Stored data
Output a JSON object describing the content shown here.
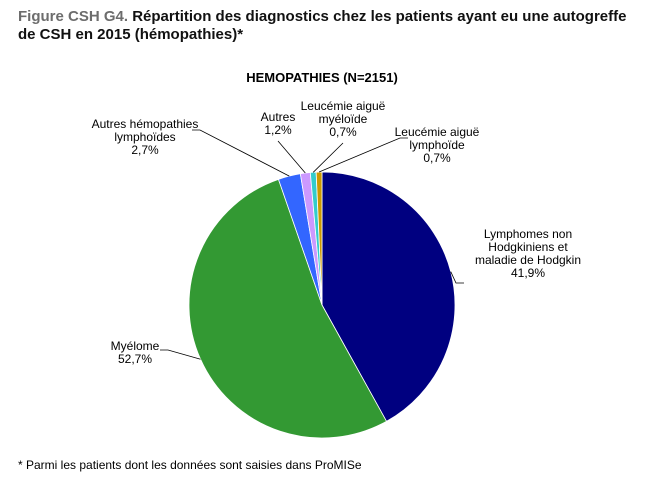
{
  "figure": {
    "prefix": "Figure CSH G4.",
    "text": " Répartition des diagnostics chez les patients ayant eu une autogreffe de CSH en 2015 (hémopathies)*"
  },
  "chart_data": {
    "type": "pie",
    "title": "HEMOPATHIES (N=2151)",
    "start_angle_deg": 0,
    "direction": "clockwise",
    "slices": [
      {
        "label": [
          "Lymphomes non",
          "Hodgkiniens et",
          "maladie de Hodgkin"
        ],
        "value": 41.9,
        "value_label": "41,9%",
        "color": "#000080"
      },
      {
        "label": [
          "Myélome"
        ],
        "value": 52.7,
        "value_label": "52,7%",
        "color": "#339933"
      },
      {
        "label": [
          "Autres hémopathies",
          "lymphoïdes"
        ],
        "value": 2.7,
        "value_label": "2,7%",
        "color": "#3366ff"
      },
      {
        "label": [
          "Autres"
        ],
        "value": 1.2,
        "value_label": "1,2%",
        "color": "#cc99ff"
      },
      {
        "label": [
          "Leucémie aiguë",
          "myéloïde"
        ],
        "value": 0.7,
        "value_label": "0,7%",
        "color": "#33cccc"
      },
      {
        "label": [
          "Leucémie aiguë",
          "lymphoïde"
        ],
        "value": 0.7,
        "value_label": "0,7%",
        "color": "#cc9900"
      }
    ]
  },
  "footnote": "* Parmi les patients dont les données sont saisies dans ProMISe"
}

- [ACTIVITY] Nothing but the records above, exact and without pictures, should appear in the answer.

- [WRITTEN RESPONSE]
Output a JSON object describing the content shown here.
{
  "figure": {
    "prefix": "Figure CSH G4.",
    "text": " Répartition des diagnostics chez les patients ayant eu une autogreffe de CSH en 2015 (hémopathies)*"
  },
  "chart_data": {
    "type": "pie",
    "title": "HEMOPATHIES (N=2151)",
    "start_angle_deg": 0,
    "direction": "clockwise",
    "slices": [
      {
        "label": [
          "Lymphomes non",
          "Hodgkiniens et",
          "maladie de Hodgkin"
        ],
        "value": 41.9,
        "value_label": "41,9%",
        "color": "#000080"
      },
      {
        "label": [
          "Myélome"
        ],
        "value": 52.7,
        "value_label": "52,7%",
        "color": "#339933"
      },
      {
        "label": [
          "Autres hémopathies",
          "lymphoïdes"
        ],
        "value": 2.7,
        "value_label": "2,7%",
        "color": "#3366ff"
      },
      {
        "label": [
          "Autres"
        ],
        "value": 1.2,
        "value_label": "1,2%",
        "color": "#cc99ff"
      },
      {
        "label": [
          "Leucémie aiguë",
          "myéloïde"
        ],
        "value": 0.7,
        "value_label": "0,7%",
        "color": "#33cccc"
      },
      {
        "label": [
          "Leucémie aiguë",
          "lymphoïde"
        ],
        "value": 0.7,
        "value_label": "0,7%",
        "color": "#cc9900"
      }
    ]
  },
  "footnote": "* Parmi les patients dont les données sont saisies dans ProMISe"
}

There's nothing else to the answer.